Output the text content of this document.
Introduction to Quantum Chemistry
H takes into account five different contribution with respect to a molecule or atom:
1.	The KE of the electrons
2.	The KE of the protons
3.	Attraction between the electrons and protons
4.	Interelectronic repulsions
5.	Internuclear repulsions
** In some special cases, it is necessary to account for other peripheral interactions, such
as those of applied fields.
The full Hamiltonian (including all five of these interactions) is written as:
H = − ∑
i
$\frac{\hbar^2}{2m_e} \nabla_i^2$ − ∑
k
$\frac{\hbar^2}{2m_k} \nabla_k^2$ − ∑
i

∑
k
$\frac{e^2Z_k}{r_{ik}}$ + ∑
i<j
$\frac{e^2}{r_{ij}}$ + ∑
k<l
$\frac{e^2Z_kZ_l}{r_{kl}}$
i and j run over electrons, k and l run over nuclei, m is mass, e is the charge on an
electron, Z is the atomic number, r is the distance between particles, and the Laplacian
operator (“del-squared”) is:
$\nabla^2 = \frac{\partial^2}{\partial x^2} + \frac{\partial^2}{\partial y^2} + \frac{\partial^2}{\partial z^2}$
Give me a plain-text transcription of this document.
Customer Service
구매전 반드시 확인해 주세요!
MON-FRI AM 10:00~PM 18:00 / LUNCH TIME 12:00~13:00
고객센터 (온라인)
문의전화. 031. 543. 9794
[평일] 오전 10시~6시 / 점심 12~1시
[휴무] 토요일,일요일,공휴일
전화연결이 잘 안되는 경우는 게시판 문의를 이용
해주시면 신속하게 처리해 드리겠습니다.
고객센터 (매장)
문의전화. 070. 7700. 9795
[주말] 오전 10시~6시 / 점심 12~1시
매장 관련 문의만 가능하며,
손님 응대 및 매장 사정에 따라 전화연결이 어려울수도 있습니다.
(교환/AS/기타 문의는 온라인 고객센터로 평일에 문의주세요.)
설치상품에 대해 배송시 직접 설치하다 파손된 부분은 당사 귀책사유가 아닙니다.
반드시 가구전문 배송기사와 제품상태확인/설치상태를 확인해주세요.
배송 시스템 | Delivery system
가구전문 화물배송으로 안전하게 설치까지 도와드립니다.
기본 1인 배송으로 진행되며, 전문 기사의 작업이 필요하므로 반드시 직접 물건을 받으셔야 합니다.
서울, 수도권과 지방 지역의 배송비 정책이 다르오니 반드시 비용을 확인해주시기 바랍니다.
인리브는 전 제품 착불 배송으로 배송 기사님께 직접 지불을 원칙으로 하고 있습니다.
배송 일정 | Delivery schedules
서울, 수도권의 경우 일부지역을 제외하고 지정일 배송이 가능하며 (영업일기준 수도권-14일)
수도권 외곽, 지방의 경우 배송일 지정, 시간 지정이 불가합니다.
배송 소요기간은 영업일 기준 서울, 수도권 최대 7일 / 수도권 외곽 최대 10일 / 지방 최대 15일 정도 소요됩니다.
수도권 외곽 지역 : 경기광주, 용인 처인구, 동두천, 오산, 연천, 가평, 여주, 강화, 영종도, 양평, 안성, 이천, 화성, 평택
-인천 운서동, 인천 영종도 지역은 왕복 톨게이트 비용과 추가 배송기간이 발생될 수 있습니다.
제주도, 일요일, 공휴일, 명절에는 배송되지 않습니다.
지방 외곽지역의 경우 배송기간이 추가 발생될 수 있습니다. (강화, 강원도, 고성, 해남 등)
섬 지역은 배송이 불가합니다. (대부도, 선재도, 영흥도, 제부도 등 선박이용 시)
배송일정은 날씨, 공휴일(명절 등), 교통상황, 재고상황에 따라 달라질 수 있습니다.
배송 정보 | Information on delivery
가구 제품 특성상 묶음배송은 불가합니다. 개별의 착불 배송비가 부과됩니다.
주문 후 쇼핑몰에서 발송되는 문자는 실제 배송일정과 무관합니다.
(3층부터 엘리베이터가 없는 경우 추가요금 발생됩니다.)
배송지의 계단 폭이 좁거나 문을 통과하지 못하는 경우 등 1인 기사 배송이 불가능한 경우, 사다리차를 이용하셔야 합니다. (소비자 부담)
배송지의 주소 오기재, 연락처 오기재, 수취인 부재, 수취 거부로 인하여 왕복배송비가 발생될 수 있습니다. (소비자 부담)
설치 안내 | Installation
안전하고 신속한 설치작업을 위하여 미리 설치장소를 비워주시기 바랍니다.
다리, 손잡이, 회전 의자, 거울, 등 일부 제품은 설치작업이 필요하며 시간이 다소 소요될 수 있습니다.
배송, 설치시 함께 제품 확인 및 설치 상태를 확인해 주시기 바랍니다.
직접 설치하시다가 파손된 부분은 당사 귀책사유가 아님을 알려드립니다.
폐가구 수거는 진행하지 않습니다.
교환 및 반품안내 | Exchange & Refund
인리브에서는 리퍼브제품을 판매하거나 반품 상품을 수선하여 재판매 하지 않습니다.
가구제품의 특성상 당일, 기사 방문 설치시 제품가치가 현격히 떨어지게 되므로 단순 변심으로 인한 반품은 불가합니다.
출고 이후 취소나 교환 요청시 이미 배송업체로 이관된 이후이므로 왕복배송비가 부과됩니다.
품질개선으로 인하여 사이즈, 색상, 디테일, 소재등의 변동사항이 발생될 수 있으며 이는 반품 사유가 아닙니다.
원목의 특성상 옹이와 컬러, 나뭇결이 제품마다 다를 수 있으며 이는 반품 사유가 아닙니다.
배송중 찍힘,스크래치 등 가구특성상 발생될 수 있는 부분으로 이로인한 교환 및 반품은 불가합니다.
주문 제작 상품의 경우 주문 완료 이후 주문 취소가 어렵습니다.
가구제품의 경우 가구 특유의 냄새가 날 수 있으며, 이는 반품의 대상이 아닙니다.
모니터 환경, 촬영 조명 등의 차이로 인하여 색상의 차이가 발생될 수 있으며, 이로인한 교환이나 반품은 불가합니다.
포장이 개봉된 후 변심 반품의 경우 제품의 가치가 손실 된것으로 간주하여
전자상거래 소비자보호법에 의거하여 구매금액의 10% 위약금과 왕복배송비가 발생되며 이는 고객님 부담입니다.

EXERCISE DIRECTIONS | Transcribe every entry word for word.

FINISHED TASK |
Output the text content of this document.
Introduction to Quantum Chemistry
H takes into account five different contribution with respect to a molecule or atom:
1.	The KE of the electrons
2.	The KE of the protons
3.	Attraction between the electrons and protons
4.	Interelectronic repulsions
5.	Internuclear repulsions
** In some special cases, it is necessary to account for other peripheral interactions, such
as those of applied fields.
The full Hamiltonian (including all five of these interactions) is written as:
H = − ∑
i
$\frac{\hbar^2}{2m_e} \nabla_i^2$ − ∑
k
$\frac{\hbar^2}{2m_k} \nabla_k^2$ − ∑
i

∑
k
$\frac{e^2Z_k}{r_{ik}}$ + ∑
i<j
$\frac{e^2}{r_{ij}}$ + ∑
k<l
$\frac{e^2Z_kZ_l}{r_{kl}}$
i and j run over electrons, k and l run over nuclei, m is mass, e is the charge on an
electron, Z is the atomic number, r is the distance between particles, and the Laplacian
operator (“del-squared”) is:
$\nabla^2 = \frac{\partial^2}{\partial x^2} + \frac{\partial^2}{\partial y^2} + \frac{\partial^2}{\partial z^2}$
Give me a plain-text transcription of this document.
Customer Service
구매전 반드시 확인해 주세요!
MON-FRI AM 10:00~PM 18:00 / LUNCH TIME 12:00~13:00
고객센터 (온라인)
문의전화. 031. 543. 9794
[평일] 오전 10시~6시 / 점심 12~1시
[휴무] 토요일,일요일,공휴일
전화연결이 잘 안되는 경우는 게시판 문의를 이용
해주시면 신속하게 처리해 드리겠습니다.
고객센터 (매장)
문의전화. 070. 7700. 9795
[주말] 오전 10시~6시 / 점심 12~1시
매장 관련 문의만 가능하며,
손님 응대 및 매장 사정에 따라 전화연결이 어려울수도 있습니다.
(교환/AS/기타 문의는 온라인 고객센터로 평일에 문의주세요.)
설치상품에 대해 배송시 직접 설치하다 파손된 부분은 당사 귀책사유가 아닙니다.
반드시 가구전문 배송기사와 제품상태확인/설치상태를 확인해주세요.
배송 시스템 | Delivery system
가구전문 화물배송으로 안전하게 설치까지 도와드립니다.
기본 1인 배송으로 진행되며, 전문 기사의 작업이 필요하므로 반드시 직접 물건을 받으셔야 합니다.
서울, 수도권과 지방 지역의 배송비 정책이 다르오니 반드시 비용을 확인해주시기 바랍니다.
인리브는 전 제품 착불 배송으로 배송 기사님께 직접 지불을 원칙으로 하고 있습니다.
배송 일정 | Delivery schedules
서울, 수도권의 경우 일부지역을 제외하고 지정일 배송이 가능하며 (영업일기준 수도권-14일)
수도권 외곽, 지방의 경우 배송일 지정, 시간 지정이 불가합니다.
배송 소요기간은 영업일 기준 서울, 수도권 최대 7일 / 수도권 외곽 최대 10일 / 지방 최대 15일 정도 소요됩니다.
수도권 외곽 지역 : 경기광주, 용인 처인구, 동두천, 오산, 연천, 가평, 여주, 강화, 영종도, 양평, 안성, 이천, 화성, 평택
-인천 운서동, 인천 영종도 지역은 왕복 톨게이트 비용과 추가 배송기간이 발생될 수 있습니다.
제주도, 일요일, 공휴일, 명절에는 배송되지 않습니다.
지방 외곽지역의 경우 배송기간이 추가 발생될 수 있습니다. (강화, 강원도, 고성, 해남 등)
섬 지역은 배송이 불가합니다. (대부도, 선재도, 영흥도, 제부도 등 선박이용 시)
배송일정은 날씨, 공휴일(명절 등), 교통상황, 재고상황에 따라 달라질 수 있습니다.
배송 정보 | Information on delivery
가구 제품 특성상 묶음배송은 불가합니다. 개별의 착불 배송비가 부과됩니다.
주문 후 쇼핑몰에서 발송되는 문자는 실제 배송일정과 무관합니다.
(3층부터 엘리베이터가 없는 경우 추가요금 발생됩니다.)
배송지의 계단 폭이 좁거나 문을 통과하지 못하는 경우 등 1인 기사 배송이 불가능한 경우, 사다리차를 이용하셔야 합니다. (소비자 부담)
배송지의 주소 오기재, 연락처 오기재, 수취인 부재, 수취 거부로 인하여 왕복배송비가 발생될 수 있습니다. (소비자 부담)
설치 안내 | Installation
안전하고 신속한 설치작업을 위하여 미리 설치장소를 비워주시기 바랍니다.
다리, 손잡이, 회전 의자, 거울, 등 일부 제품은 설치작업이 필요하며 시간이 다소 소요될 수 있습니다.
배송, 설치시 함께 제품 확인 및 설치 상태를 확인해 주시기 바랍니다.
직접 설치하시다가 파손된 부분은 당사 귀책사유가 아님을 알려드립니다.
폐가구 수거는 진행하지 않습니다.
교환 및 반품안내 | Exchange & Refund
인리브에서는 리퍼브제품을 판매하거나 반품 상품을 수선하여 재판매 하지 않습니다.
가구제품의 특성상 당일, 기사 방문 설치시 제품가치가 현격히 떨어지게 되므로 단순 변심으로 인한 반품은 불가합니다.
출고 이후 취소나 교환 요청시 이미 배송업체로 이관된 이후이므로 왕복배송비가 부과됩니다.
품질개선으로 인하여 사이즈, 색상, 디테일, 소재등의 변동사항이 발생될 수 있으며 이는 반품 사유가 아닙니다.
원목의 특성상 옹이와 컬러, 나뭇결이 제품마다 다를 수 있으며 이는 반품 사유가 아닙니다.
배송중 찍힘,스크래치 등 가구특성상 발생될 수 있는 부분으로 이로인한 교환 및 반품은 불가합니다.
주문 제작 상품의 경우 주문 완료 이후 주문 취소가 어렵습니다.
가구제품의 경우 가구 특유의 냄새가 날 수 있으며, 이는 반품의 대상이 아닙니다.
모니터 환경, 촬영 조명 등의 차이로 인하여 색상의 차이가 발생될 수 있으며, 이로인한 교환이나 반품은 불가합니다.
포장이 개봉된 후 변심 반품의 경우 제품의 가치가 손실 된것으로 간주하여
전자상거래 소비자보호법에 의거하여 구매금액의 10% 위약금과 왕복배송비가 발생되며 이는 고객님 부담입니다.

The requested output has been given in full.